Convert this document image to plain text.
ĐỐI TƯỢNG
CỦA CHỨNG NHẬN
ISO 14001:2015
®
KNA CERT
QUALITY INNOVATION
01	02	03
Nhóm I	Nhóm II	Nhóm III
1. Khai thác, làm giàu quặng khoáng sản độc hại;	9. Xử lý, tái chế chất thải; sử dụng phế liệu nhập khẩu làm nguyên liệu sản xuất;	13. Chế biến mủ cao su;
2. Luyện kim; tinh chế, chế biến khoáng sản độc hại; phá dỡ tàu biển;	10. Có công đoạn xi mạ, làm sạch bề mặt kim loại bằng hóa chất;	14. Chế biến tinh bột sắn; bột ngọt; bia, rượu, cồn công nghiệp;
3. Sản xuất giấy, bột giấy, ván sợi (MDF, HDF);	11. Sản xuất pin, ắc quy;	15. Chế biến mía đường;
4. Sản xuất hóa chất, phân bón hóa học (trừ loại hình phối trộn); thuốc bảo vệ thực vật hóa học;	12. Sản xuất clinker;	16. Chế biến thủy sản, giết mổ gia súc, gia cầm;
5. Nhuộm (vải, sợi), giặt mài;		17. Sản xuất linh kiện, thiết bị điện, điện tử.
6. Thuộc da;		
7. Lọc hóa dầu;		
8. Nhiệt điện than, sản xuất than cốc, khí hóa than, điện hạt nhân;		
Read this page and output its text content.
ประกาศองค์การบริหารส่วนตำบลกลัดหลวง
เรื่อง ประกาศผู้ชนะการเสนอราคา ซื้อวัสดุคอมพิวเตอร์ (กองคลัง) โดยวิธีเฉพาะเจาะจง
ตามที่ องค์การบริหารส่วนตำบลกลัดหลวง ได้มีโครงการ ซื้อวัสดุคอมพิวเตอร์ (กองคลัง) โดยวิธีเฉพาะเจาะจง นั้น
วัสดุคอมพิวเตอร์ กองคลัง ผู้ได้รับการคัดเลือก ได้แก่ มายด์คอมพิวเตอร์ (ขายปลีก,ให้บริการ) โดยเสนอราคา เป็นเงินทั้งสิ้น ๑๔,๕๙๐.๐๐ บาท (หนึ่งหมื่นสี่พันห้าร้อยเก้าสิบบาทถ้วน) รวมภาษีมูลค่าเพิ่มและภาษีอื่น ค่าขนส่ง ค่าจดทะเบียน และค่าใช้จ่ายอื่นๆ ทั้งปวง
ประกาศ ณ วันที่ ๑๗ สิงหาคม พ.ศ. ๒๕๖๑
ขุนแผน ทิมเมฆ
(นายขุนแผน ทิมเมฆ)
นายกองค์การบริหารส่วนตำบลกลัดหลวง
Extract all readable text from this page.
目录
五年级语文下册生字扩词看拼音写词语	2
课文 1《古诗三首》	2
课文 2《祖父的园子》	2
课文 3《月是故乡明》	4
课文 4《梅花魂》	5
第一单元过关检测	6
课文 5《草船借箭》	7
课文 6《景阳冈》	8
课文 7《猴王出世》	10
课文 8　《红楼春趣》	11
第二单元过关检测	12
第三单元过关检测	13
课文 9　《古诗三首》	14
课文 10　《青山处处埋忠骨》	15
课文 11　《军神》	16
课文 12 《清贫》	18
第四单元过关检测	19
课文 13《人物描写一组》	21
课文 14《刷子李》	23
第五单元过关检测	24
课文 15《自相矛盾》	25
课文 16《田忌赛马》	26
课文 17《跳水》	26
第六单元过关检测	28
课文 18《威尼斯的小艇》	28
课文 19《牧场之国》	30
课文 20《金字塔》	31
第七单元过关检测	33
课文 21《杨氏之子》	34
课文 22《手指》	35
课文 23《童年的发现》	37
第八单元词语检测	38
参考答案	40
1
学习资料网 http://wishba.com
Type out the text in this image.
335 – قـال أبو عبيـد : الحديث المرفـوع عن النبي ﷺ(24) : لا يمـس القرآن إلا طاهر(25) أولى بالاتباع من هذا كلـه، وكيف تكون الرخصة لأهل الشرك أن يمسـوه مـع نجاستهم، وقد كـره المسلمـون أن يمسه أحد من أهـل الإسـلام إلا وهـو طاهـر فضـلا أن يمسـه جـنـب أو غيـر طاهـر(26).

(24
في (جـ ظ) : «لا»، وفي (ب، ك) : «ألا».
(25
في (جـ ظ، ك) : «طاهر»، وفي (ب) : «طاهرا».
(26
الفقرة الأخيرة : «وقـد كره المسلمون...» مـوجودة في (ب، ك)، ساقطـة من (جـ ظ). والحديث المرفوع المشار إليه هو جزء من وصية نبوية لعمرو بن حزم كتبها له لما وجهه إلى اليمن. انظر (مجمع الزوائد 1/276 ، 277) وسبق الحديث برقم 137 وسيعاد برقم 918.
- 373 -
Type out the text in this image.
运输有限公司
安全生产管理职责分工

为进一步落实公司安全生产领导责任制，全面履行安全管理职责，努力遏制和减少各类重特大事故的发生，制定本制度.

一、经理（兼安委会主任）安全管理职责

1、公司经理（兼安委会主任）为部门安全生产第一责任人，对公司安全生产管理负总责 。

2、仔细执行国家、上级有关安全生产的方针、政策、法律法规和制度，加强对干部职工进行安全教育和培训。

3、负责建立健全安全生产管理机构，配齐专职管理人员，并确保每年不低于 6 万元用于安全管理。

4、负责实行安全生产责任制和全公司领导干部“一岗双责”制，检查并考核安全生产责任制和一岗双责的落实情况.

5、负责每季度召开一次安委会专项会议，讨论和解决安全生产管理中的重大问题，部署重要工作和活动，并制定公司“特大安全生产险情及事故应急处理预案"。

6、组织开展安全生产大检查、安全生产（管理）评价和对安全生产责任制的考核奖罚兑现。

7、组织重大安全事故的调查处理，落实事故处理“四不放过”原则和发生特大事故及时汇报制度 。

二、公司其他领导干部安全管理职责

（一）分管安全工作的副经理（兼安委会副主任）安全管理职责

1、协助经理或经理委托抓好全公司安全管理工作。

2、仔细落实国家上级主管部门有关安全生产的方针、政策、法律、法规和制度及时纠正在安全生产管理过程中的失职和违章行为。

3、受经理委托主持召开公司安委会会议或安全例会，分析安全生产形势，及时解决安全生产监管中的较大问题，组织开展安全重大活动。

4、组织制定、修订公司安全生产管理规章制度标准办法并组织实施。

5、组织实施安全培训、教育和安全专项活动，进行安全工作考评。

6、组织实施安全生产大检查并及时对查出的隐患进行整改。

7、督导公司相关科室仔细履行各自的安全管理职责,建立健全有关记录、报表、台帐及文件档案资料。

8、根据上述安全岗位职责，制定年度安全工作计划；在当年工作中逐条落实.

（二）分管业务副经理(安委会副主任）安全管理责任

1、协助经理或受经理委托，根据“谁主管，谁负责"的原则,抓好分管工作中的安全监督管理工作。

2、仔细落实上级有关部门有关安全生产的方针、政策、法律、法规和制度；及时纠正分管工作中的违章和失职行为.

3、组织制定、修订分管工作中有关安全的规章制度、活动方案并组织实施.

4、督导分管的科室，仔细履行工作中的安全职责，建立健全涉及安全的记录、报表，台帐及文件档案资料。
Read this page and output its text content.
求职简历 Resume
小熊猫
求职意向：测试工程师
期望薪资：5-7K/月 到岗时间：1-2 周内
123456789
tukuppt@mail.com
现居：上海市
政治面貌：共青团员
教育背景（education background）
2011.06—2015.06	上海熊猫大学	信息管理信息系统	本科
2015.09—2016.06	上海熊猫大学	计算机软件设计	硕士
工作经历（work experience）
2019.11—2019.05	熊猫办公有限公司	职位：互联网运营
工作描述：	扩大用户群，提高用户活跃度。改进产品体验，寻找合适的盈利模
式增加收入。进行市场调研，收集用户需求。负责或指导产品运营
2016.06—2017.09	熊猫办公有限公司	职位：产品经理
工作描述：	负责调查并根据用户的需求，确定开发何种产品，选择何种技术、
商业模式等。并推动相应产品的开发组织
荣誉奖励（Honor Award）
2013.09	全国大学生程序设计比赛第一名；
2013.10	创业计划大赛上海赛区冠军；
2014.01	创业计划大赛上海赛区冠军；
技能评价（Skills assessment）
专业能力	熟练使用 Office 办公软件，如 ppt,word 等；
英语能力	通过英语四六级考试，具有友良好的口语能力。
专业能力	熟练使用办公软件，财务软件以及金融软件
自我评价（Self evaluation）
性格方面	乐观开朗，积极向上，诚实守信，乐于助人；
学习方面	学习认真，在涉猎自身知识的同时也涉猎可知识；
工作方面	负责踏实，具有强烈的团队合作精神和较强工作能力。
· · · · · · ·
For the entries above, state how many lines contain the word "กองคล". Provide the number by itself.

> _Result of the task_
3